** Start of Input for this task **

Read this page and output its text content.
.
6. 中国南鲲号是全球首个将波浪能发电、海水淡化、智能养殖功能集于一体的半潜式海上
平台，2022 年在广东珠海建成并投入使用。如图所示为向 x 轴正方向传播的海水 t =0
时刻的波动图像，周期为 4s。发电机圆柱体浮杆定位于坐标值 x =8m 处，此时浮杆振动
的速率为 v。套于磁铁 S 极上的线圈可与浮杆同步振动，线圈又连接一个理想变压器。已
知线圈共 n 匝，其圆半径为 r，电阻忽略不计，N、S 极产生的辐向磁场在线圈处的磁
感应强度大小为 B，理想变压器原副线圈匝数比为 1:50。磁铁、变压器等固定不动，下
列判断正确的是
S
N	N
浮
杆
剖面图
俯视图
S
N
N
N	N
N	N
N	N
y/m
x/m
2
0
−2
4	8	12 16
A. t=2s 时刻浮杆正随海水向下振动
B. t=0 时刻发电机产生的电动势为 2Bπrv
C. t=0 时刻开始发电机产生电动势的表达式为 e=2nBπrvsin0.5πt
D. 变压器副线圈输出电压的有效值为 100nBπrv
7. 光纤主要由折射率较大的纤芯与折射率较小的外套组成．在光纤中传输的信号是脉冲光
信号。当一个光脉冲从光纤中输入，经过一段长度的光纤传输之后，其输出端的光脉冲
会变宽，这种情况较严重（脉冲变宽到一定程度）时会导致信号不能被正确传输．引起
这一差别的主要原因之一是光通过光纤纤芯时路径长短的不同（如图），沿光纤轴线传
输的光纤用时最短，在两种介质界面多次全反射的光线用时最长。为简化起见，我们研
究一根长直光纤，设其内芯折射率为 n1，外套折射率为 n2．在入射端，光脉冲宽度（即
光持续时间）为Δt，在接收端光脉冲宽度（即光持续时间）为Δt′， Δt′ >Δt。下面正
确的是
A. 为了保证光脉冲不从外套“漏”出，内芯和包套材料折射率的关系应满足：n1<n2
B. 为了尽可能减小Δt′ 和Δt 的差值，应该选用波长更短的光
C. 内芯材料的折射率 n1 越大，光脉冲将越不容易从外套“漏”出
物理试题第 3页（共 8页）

** End of Input for this task **

■ **Challenge**
What do the records say? Quote them all exactly.

■ **Response**
Read this page and output its text content.
.
6. 中国南鲲号是全球首个将波浪能发电、海水淡化、智能养殖功能集于一体的半潜式海上
平台，2022 年在广东珠海建成并投入使用。如图所示为向 x 轴正方向传播的海水 t =0
时刻的波动图像，周期为 4s。发电机圆柱体浮杆定位于坐标值 x =8m 处，此时浮杆振动
的速率为 v。套于磁铁 S 极上的线圈可与浮杆同步振动，线圈又连接一个理想变压器。已
知线圈共 n 匝，其圆半径为 r，电阻忽略不计，N、S 极产生的辐向磁场在线圈处的磁
感应强度大小为 B，理想变压器原副线圈匝数比为 1:50。磁铁、变压器等固定不动，下
列判断正确的是
S
N	N
浮
杆
剖面图
俯视图
S
N
N
N	N
N	N
N	N
y/m
x/m
2
0
−2
4	8	12 16
A. t=2s 时刻浮杆正随海水向下振动
B. t=0 时刻发电机产生的电动势为 2Bπrv
C. t=0 时刻开始发电机产生电动势的表达式为 e=2nBπrvsin0.5πt
D. 变压器副线圈输出电压的有效值为 100nBπrv
7. 光纤主要由折射率较大的纤芯与折射率较小的外套组成．在光纤中传输的信号是脉冲光
信号。当一个光脉冲从光纤中输入，经过一段长度的光纤传输之后，其输出端的光脉冲
会变宽，这种情况较严重（脉冲变宽到一定程度）时会导致信号不能被正确传输．引起
这一差别的主要原因之一是光通过光纤纤芯时路径长短的不同（如图），沿光纤轴线传
输的光纤用时最短，在两种介质界面多次全反射的光线用时最长。为简化起见，我们研
究一根长直光纤，设其内芯折射率为 n1，外套折射率为 n2．在入射端，光脉冲宽度（即
光持续时间）为Δt，在接收端光脉冲宽度（即光持续时间）为Δt′， Δt′ >Δt。下面正
确的是
A. 为了保证光脉冲不从外套“漏”出，内芯和包套材料折射率的关系应满足：n1<n2
B. 为了尽可能减小Δt′ 和Δt 的差值，应该选用波长更短的光
C. 内芯材料的折射率 n1 越大，光脉冲将越不容易从外套“漏”出
物理试题第 3页（共 8页）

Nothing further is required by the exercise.